═════ Entries supplied

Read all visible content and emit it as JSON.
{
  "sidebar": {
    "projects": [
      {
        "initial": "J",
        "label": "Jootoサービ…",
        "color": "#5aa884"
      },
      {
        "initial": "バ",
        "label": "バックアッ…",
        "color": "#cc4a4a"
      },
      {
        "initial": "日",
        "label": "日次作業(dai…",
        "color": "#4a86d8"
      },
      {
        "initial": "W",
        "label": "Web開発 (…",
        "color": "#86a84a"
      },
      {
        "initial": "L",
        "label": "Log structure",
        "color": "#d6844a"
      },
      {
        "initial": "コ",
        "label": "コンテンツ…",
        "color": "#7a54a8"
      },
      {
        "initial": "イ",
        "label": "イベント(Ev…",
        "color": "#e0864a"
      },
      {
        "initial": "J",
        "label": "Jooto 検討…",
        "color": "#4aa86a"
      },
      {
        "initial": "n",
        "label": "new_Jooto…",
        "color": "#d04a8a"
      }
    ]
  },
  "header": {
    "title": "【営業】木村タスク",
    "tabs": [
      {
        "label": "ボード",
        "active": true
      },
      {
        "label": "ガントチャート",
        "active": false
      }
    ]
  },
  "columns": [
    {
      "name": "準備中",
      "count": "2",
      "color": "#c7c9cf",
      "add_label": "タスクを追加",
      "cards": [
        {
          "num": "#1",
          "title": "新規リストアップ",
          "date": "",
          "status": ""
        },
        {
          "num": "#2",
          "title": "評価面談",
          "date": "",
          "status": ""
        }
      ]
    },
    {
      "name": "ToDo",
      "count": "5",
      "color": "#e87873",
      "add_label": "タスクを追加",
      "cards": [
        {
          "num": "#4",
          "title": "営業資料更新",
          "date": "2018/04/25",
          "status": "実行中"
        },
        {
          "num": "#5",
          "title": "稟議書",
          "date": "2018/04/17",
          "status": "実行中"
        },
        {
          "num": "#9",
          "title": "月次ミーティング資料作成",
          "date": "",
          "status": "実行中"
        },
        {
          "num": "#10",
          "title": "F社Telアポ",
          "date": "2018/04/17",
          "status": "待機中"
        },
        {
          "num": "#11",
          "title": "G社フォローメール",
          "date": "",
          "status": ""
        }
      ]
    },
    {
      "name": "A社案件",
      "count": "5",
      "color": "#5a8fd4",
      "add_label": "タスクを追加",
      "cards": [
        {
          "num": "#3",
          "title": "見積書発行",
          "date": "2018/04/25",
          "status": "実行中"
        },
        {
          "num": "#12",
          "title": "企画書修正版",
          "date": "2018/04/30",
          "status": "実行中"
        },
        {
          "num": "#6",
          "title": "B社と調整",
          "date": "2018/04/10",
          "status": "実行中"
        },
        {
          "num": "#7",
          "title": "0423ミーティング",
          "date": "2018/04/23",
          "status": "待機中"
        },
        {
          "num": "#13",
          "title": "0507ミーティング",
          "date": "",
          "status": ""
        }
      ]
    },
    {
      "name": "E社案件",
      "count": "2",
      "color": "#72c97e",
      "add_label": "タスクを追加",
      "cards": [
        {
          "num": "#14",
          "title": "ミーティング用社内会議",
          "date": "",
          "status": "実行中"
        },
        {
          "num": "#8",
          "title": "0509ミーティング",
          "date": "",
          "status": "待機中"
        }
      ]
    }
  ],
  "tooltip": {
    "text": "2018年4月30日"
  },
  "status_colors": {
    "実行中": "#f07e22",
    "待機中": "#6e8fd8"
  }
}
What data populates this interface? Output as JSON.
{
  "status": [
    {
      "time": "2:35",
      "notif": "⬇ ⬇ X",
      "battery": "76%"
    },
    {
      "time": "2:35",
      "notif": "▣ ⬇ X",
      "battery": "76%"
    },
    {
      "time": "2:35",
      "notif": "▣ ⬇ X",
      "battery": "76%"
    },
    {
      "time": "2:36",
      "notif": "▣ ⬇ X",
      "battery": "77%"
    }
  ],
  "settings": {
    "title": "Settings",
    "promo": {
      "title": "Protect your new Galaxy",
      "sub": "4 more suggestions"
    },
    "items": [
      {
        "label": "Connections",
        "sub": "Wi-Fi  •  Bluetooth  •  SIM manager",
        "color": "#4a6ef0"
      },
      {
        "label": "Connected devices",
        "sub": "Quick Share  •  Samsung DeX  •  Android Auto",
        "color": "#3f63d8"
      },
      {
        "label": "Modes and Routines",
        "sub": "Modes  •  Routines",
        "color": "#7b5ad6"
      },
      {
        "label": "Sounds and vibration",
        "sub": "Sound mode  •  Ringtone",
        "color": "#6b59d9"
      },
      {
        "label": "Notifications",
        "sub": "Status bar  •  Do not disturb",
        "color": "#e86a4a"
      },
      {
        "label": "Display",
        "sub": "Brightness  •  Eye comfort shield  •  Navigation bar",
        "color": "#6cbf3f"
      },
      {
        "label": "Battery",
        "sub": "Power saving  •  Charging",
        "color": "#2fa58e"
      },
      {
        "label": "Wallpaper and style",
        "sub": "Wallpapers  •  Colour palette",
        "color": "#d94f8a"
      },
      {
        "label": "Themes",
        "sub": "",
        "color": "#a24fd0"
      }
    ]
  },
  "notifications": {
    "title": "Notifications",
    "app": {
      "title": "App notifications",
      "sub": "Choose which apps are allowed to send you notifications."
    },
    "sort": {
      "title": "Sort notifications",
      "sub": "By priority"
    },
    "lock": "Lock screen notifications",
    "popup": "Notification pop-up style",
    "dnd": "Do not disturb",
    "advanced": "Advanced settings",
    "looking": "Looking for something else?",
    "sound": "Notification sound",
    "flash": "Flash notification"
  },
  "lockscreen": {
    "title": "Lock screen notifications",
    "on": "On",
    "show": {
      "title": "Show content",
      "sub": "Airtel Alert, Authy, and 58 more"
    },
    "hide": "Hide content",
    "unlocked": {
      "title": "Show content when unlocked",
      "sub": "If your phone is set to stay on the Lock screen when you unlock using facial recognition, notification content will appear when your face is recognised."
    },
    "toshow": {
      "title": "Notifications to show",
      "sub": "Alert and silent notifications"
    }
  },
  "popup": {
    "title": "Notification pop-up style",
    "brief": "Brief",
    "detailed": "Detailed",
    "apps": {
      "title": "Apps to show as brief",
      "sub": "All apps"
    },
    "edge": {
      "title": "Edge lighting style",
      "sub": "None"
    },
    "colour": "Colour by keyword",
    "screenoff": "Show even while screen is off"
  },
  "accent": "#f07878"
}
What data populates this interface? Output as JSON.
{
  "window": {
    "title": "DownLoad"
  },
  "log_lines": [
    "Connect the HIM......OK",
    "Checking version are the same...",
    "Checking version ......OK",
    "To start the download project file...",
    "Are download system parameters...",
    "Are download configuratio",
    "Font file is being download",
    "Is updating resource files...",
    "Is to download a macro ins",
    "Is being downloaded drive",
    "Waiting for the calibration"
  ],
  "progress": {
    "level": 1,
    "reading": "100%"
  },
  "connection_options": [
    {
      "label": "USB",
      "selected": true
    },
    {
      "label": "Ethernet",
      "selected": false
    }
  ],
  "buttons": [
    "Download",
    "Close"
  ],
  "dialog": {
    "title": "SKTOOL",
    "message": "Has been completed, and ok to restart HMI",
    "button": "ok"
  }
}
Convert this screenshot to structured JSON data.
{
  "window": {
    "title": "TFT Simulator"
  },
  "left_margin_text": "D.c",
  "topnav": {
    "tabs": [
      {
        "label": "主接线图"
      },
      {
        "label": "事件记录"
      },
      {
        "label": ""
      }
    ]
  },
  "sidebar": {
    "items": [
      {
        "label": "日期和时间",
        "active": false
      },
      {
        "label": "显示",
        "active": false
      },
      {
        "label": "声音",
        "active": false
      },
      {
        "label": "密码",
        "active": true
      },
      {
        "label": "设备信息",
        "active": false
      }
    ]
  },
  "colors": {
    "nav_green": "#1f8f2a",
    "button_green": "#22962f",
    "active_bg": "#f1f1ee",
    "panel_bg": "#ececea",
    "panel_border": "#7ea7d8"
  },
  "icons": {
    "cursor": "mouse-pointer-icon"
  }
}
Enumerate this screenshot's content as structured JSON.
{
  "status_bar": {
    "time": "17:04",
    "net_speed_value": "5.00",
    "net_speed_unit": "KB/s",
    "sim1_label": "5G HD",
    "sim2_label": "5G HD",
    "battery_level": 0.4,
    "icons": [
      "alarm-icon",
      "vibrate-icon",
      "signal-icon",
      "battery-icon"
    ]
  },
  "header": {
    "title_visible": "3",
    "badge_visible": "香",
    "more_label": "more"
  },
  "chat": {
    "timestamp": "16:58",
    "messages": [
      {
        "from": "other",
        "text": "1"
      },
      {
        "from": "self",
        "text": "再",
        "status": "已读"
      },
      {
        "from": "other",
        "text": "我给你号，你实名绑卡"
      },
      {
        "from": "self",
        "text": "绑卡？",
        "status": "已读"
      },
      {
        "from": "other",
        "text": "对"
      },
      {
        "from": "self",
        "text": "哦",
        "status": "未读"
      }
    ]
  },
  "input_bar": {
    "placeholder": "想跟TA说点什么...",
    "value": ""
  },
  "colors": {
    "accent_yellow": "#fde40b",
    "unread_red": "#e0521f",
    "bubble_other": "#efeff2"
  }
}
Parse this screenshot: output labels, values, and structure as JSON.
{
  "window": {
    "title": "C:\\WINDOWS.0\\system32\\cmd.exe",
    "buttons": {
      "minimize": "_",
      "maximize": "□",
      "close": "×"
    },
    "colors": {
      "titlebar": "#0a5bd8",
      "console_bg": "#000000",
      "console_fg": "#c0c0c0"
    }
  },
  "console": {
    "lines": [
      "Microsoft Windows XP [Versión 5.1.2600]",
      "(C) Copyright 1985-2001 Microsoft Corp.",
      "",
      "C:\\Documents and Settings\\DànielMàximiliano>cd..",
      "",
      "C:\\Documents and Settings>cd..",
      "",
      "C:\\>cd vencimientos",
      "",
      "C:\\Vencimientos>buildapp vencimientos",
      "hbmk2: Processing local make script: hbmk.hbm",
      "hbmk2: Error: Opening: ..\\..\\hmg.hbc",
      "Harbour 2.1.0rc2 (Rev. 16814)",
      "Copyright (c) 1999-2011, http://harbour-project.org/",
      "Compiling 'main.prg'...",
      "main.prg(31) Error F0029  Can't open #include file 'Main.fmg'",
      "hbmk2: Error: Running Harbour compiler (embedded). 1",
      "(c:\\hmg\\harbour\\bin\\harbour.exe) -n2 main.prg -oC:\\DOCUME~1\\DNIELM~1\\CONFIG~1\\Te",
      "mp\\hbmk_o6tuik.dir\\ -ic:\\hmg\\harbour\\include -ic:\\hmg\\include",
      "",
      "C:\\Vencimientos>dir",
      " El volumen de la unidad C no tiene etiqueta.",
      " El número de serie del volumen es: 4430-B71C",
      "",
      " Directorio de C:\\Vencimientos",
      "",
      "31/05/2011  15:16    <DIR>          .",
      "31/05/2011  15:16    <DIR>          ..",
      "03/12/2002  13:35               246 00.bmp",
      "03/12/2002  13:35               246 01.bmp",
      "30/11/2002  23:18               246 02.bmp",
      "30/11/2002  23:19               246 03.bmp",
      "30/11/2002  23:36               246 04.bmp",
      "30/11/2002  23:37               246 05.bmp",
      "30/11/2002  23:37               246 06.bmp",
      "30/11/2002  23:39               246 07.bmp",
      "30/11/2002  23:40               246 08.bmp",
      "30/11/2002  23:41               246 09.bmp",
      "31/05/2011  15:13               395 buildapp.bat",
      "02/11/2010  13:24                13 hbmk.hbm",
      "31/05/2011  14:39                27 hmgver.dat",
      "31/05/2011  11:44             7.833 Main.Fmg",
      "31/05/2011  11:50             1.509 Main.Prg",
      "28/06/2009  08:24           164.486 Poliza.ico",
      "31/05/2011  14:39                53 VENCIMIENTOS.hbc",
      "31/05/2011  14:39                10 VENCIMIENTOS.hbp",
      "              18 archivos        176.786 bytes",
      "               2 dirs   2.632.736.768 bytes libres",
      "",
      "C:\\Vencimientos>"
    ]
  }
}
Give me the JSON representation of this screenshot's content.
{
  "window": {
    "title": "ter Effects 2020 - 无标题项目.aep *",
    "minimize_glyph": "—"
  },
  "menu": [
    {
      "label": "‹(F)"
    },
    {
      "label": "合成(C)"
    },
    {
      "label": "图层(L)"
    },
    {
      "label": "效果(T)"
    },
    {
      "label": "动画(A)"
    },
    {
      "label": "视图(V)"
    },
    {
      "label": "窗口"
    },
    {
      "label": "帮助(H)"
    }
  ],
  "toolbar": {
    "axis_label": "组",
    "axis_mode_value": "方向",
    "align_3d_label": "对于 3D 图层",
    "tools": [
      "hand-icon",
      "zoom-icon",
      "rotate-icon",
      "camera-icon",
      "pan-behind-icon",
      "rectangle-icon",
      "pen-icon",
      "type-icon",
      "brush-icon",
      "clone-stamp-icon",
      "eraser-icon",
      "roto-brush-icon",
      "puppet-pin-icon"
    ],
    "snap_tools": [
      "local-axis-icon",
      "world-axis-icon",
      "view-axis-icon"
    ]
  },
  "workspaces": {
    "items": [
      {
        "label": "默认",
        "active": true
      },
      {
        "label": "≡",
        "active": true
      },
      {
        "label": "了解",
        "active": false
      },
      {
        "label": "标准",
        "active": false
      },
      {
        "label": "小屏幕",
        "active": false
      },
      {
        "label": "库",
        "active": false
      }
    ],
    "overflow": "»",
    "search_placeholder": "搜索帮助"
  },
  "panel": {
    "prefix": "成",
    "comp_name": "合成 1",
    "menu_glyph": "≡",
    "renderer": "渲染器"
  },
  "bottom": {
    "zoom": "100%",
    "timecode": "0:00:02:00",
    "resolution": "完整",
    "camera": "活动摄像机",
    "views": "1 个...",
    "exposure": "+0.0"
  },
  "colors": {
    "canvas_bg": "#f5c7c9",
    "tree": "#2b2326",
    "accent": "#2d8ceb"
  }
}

══════════

Task brief:
Pull out every line of the records above that contains the word "Modes".

Complete answer:
        "label": "Modes and Routines",
        "sub": "Modes  •  Routines",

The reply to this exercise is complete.